DATASET =
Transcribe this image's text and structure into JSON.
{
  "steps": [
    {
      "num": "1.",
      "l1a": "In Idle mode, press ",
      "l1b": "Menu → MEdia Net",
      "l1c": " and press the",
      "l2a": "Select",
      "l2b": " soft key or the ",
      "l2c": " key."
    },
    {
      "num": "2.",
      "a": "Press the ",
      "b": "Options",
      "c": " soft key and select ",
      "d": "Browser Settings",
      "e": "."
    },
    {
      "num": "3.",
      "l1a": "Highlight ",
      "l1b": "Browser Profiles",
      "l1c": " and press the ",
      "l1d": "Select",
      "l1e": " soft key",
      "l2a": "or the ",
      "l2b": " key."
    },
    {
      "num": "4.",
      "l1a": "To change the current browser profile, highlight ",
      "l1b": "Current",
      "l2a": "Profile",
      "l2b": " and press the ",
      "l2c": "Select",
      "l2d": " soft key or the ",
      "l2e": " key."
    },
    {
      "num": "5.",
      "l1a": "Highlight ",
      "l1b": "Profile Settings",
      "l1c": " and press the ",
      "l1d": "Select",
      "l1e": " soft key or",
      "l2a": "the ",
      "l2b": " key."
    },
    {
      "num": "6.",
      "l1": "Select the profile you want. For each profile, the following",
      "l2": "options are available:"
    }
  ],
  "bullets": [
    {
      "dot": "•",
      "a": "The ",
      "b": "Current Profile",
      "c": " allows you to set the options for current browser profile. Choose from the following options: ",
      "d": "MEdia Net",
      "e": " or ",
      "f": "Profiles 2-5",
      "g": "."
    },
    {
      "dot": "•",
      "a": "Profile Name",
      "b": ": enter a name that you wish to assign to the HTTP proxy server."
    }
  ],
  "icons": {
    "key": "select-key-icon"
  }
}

WHAT IS REQUIRED =
Every record shown above must be echoed exactly.

EXERCISE ANSWER =
Transcribe this image's text and structure into JSON.
{
  "steps": [
    {
      "num": "1.",
      "l1a": "In Idle mode, press ",
      "l1b": "Menu → MEdia Net",
      "l1c": " and press the",
      "l2a": "Select",
      "l2b": " soft key or the ",
      "l2c": " key."
    },
    {
      "num": "2.",
      "a": "Press the ",
      "b": "Options",
      "c": " soft key and select ",
      "d": "Browser Settings",
      "e": "."
    },
    {
      "num": "3.",
      "l1a": "Highlight ",
      "l1b": "Browser Profiles",
      "l1c": " and press the ",
      "l1d": "Select",
      "l1e": " soft key",
      "l2a": "or the ",
      "l2b": " key."
    },
    {
      "num": "4.",
      "l1a": "To change the current browser profile, highlight ",
      "l1b": "Current",
      "l2a": "Profile",
      "l2b": " and press the ",
      "l2c": "Select",
      "l2d": " soft key or the ",
      "l2e": " key."
    },
    {
      "num": "5.",
      "l1a": "Highlight ",
      "l1b": "Profile Settings",
      "l1c": " and press the ",
      "l1d": "Select",
      "l1e": " soft key or",
      "l2a": "the ",
      "l2b": " key."
    },
    {
      "num": "6.",
      "l1": "Select the profile you want. For each profile, the following",
      "l2": "options are available:"
    }
  ],
  "bullets": [
    {
      "dot": "•",
      "a": "The ",
      "b": "Current Profile",
      "c": " allows you to set the options for current browser profile. Choose from the following options: ",
      "d": "MEdia Net",
      "e": " or ",
      "f": "Profiles 2-5",
      "g": "."
    },
    {
      "dot": "•",
      "a": "Profile Name",
      "b": ": enter a name that you wish to assign to the HTTP proxy server."
    }
  ],
  "icons": {
    "key": "select-key-icon"
  }
}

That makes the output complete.